Entries taken from a collection
= = = = = = =
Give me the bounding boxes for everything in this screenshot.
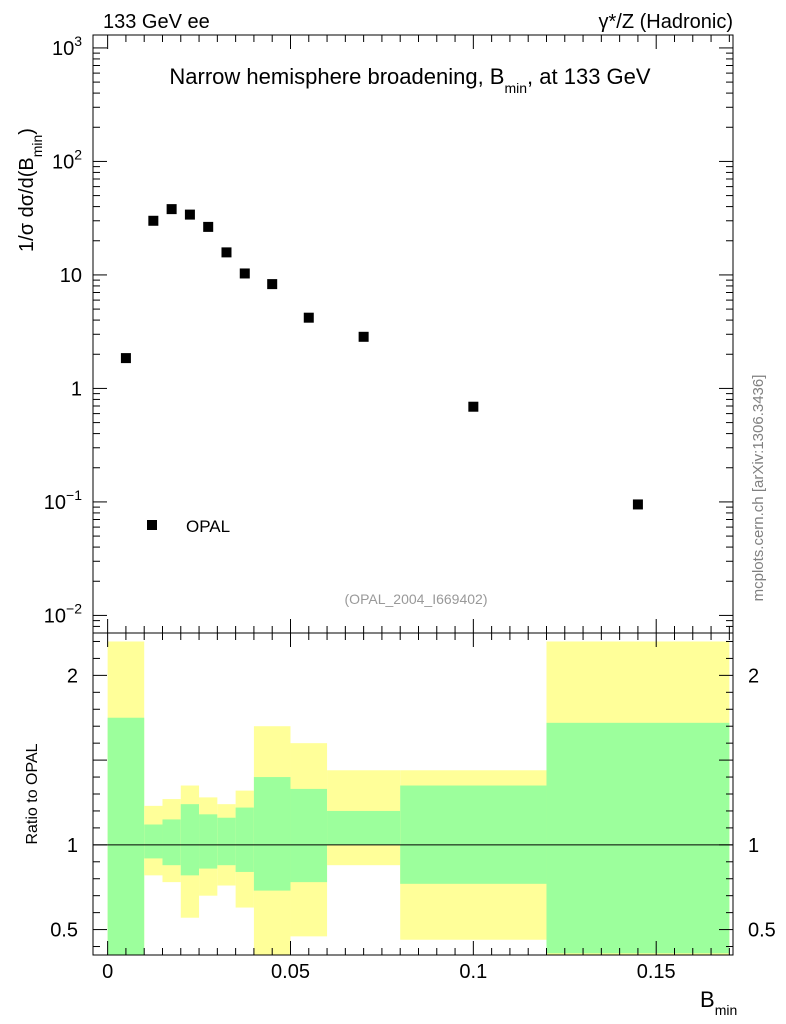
ratio-band-inner — [290, 788, 328, 883]
main-y-tick-label-base: 10 — [52, 38, 74, 60]
main-x-ticks — [107, 35, 730, 633]
data-point — [267, 279, 278, 290]
chart-title: Narrow hemisphere broadening, Bmin, at 1… — [169, 64, 650, 96]
x-tick-label: 0.1 — [459, 961, 487, 983]
ratio-band-inner — [400, 785, 547, 884]
x-tick-label: 0.05 — [271, 961, 310, 983]
ratio-band-inner — [327, 810, 401, 845]
header-left: 133 GeV ee — [103, 11, 210, 33]
ratio-y-ticks: 2 2 1 1 0.5 0.5 — [50, 640, 776, 948]
legend-marker — [147, 520, 157, 530]
ratio-band-inner — [162, 819, 181, 866]
main-y-tick-label-exp: −1 — [66, 487, 82, 503]
ratio-band-inner — [253, 777, 291, 891]
ratio-y-tick-label: 2 — [67, 665, 78, 687]
data-points — [120, 204, 643, 510]
x-tick-label: 0.15 — [637, 961, 676, 983]
main-y-tick-label-exp: 3 — [74, 33, 82, 49]
main-y-tick-label-base: 10 — [60, 265, 82, 287]
data-point — [166, 204, 177, 215]
header-right: γ*/Z (Hadronic) — [599, 11, 733, 33]
data-point — [468, 401, 479, 412]
main-y-tick-label: 10−1 — [44, 487, 82, 514]
data-point — [632, 499, 643, 510]
ratio-x-ticks: 0 0.05 0.1 0.15 — [102, 633, 730, 983]
main-y-tick-label-exp: −2 — [66, 600, 82, 616]
ratio-y-tick-label-right: 1 — [748, 835, 759, 857]
x-axis-label: Bmin — [700, 987, 737, 1018]
main-y-tick-label-base: 10 — [52, 151, 74, 173]
main-y-label: 1/σ dσ/d(Bmin) — [16, 128, 45, 252]
main-y-tick-label: 10−2 — [44, 600, 82, 627]
data-point — [148, 215, 159, 226]
chart-title-main: Narrow hemisphere broadening, B — [169, 64, 504, 89]
ratio-bands — [107, 641, 730, 955]
ratio-band-inner — [107, 717, 145, 955]
data-point — [239, 268, 250, 279]
data-point — [358, 331, 369, 342]
legend-label: OPAL — [186, 517, 230, 536]
chart-title-tail: , at 133 GeV — [527, 64, 651, 89]
main-y-tick-label-base: 10 — [44, 492, 66, 514]
main-y-tick-label: 10 — [60, 265, 82, 287]
data-point — [184, 209, 195, 220]
chart-title-sub: min — [504, 80, 527, 96]
ratio-band-inner — [144, 824, 163, 859]
main-y-tick-label-base: 10 — [44, 605, 66, 627]
ratio-band-inner — [546, 722, 730, 954]
ratio-band-inner — [180, 804, 200, 876]
data-point — [203, 221, 214, 232]
data-point — [120, 353, 131, 364]
data-point — [221, 247, 232, 258]
ratio-panel: 2 2 1 1 0.5 0.5 0 0.05 0.1 0.15 Ratio to OPAL Bm… — [24, 632, 776, 1018]
main-y-label-post: ) — [16, 128, 38, 135]
legend: OPAL — [147, 517, 230, 536]
main-y-tick-label: 1 — [71, 378, 82, 400]
watermark: mcplots.cern.ch [arXiv:1306.3436] — [750, 375, 767, 602]
ratio-y-tick-label: 0.5 — [50, 920, 78, 942]
data-point — [303, 312, 314, 323]
main-y-tick-label-base: 1 — [71, 378, 82, 400]
ratio-y-tick-label-right: 2 — [748, 665, 759, 687]
reference-label: (OPAL_2004_I669402) — [345, 591, 488, 607]
ratio-y-tick-label-right: 0.5 — [748, 920, 776, 942]
ratio-band-inner — [217, 817, 236, 866]
main-y-tick-label-exp: 2 — [74, 146, 82, 162]
ratio-band-inner — [235, 807, 254, 872]
ratio-band-inner — [199, 814, 218, 869]
main-y-label-sub: min — [29, 135, 45, 158]
main-y-tick-label: 102 — [52, 146, 82, 173]
x-axis-label-sub: min — [715, 1002, 738, 1018]
ratio-y-label: Ratio to OPAL — [24, 743, 41, 844]
main-frame — [92, 34, 734, 634]
ratio-y-tick-label: 1 — [67, 835, 78, 857]
x-tick-label: 0 — [102, 961, 113, 983]
main-y-tick-label: 103 — [52, 33, 82, 60]
x-axis-label-main: B — [700, 987, 715, 1012]
main-y-label-pre: 1/σ dσ/d(B — [16, 157, 38, 252]
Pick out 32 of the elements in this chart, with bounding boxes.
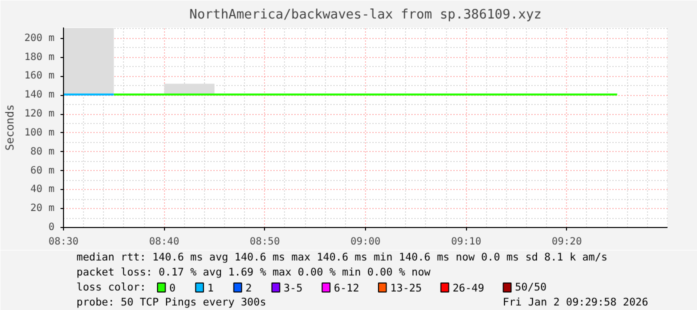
= = = = = = =
Required work
Reproduce every entry above word for word, line for line, but leave out the pictures.

Solution for this task
Give me the bounding boxes for everything in this screenshot.
ratio-band-inner — [290, 788, 328, 883]
main-y-tick-label-base: 10 — [52, 38, 74, 60]
main-x-ticks — [107, 35, 730, 633]
data-point — [267, 279, 278, 290]
chart-title: Narrow hemisphere broadening, Bmin, at 1… — [169, 64, 650, 96]
x-tick-label: 0.1 — [459, 961, 487, 983]
ratio-band-inner — [400, 785, 547, 884]
x-tick-label: 0.05 — [271, 961, 310, 983]
ratio-band-inner — [327, 810, 401, 845]
header-left: 133 GeV ee — [103, 11, 210, 33]
ratio-y-ticks: 2 2 1 1 0.5 0.5 — [50, 640, 776, 948]
legend-marker — [147, 520, 157, 530]
ratio-band-inner — [162, 819, 181, 866]
main-y-tick-label-exp: −1 — [66, 487, 82, 503]
ratio-band-inner — [253, 777, 291, 891]
ratio-y-tick-label: 2 — [67, 665, 78, 687]
data-points — [120, 204, 643, 510]
x-tick-label: 0.15 — [637, 961, 676, 983]
main-y-tick-label-exp: 3 — [74, 33, 82, 49]
main-y-tick-label-base: 10 — [60, 265, 82, 287]
data-point — [166, 204, 177, 215]
header-right: γ*/Z (Hadronic) — [599, 11, 733, 33]
data-point — [468, 401, 479, 412]
main-y-tick-label: 10−1 — [44, 487, 82, 514]
data-point — [632, 499, 643, 510]
ratio-x-ticks: 0 0.05 0.1 0.15 — [102, 633, 730, 983]
main-y-tick-label-exp: −2 — [66, 600, 82, 616]
ratio-y-tick-label-right: 1 — [748, 835, 759, 857]
x-axis-label: Bmin — [700, 987, 737, 1018]
main-y-tick-label-base: 10 — [52, 151, 74, 173]
main-y-label: 1/σ dσ/d(Bmin) — [16, 128, 45, 252]
main-y-tick-label: 10−2 — [44, 600, 82, 627]
data-point — [148, 215, 159, 226]
chart-title-main: Narrow hemisphere broadening, B — [169, 64, 504, 89]
ratio-bands — [107, 641, 730, 955]
ratio-band-inner — [107, 717, 145, 955]
data-point — [239, 268, 250, 279]
data-point — [358, 331, 369, 342]
legend-label: OPAL — [186, 517, 230, 536]
chart-title-tail: , at 133 GeV — [527, 64, 651, 89]
main-y-tick-label-base: 10 — [44, 492, 66, 514]
main-y-tick-label: 10 — [60, 265, 82, 287]
data-point — [184, 209, 195, 220]
chart-title-sub: min — [504, 80, 527, 96]
ratio-band-inner — [144, 824, 163, 859]
main-y-tick-label-base: 10 — [44, 605, 66, 627]
ratio-band-inner — [546, 722, 730, 954]
ratio-band-inner — [180, 804, 200, 876]
data-point — [203, 221, 214, 232]
data-point — [120, 353, 131, 364]
data-point — [221, 247, 232, 258]
ratio-panel: 2 2 1 1 0.5 0.5 0 0.05 0.1 0.15 Ratio to OPAL Bm… — [24, 632, 776, 1018]
main-y-label-post: ) — [16, 128, 38, 135]
legend: OPAL — [147, 517, 230, 536]
main-y-tick-label: 1 — [71, 378, 82, 400]
watermark: mcplots.cern.ch [arXiv:1306.3436] — [750, 375, 767, 602]
ratio-y-tick-label: 0.5 — [50, 920, 78, 942]
data-point — [303, 312, 314, 323]
main-y-tick-label-base: 1 — [71, 378, 82, 400]
ratio-y-tick-label-right: 2 — [748, 665, 759, 687]
reference-label: (OPAL_2004_I669402) — [345, 591, 488, 607]
ratio-y-tick-label-right: 0.5 — [748, 920, 776, 942]
ratio-band-inner — [217, 817, 236, 866]
main-y-tick-label-exp: 2 — [74, 146, 82, 162]
ratio-band-inner — [235, 807, 254, 872]
ratio-band-inner — [199, 814, 218, 869]
main-y-label-sub: min — [29, 135, 45, 158]
main-y-tick-label: 102 — [52, 146, 82, 173]
x-axis-label-sub: min — [715, 1002, 738, 1018]
ratio-y-label: Ratio to OPAL — [24, 743, 41, 844]
main-frame — [92, 34, 734, 634]
ratio-y-tick-label: 1 — [67, 835, 78, 857]
x-tick-label: 0 — [102, 961, 113, 983]
main-y-tick-label: 103 — [52, 33, 82, 60]
x-axis-label-main: B — [700, 987, 715, 1012]
main-y-label-pre: 1/σ dσ/d(B — [16, 157, 38, 252]
Pick out 32 of the elements in this chart, with bounding boxes.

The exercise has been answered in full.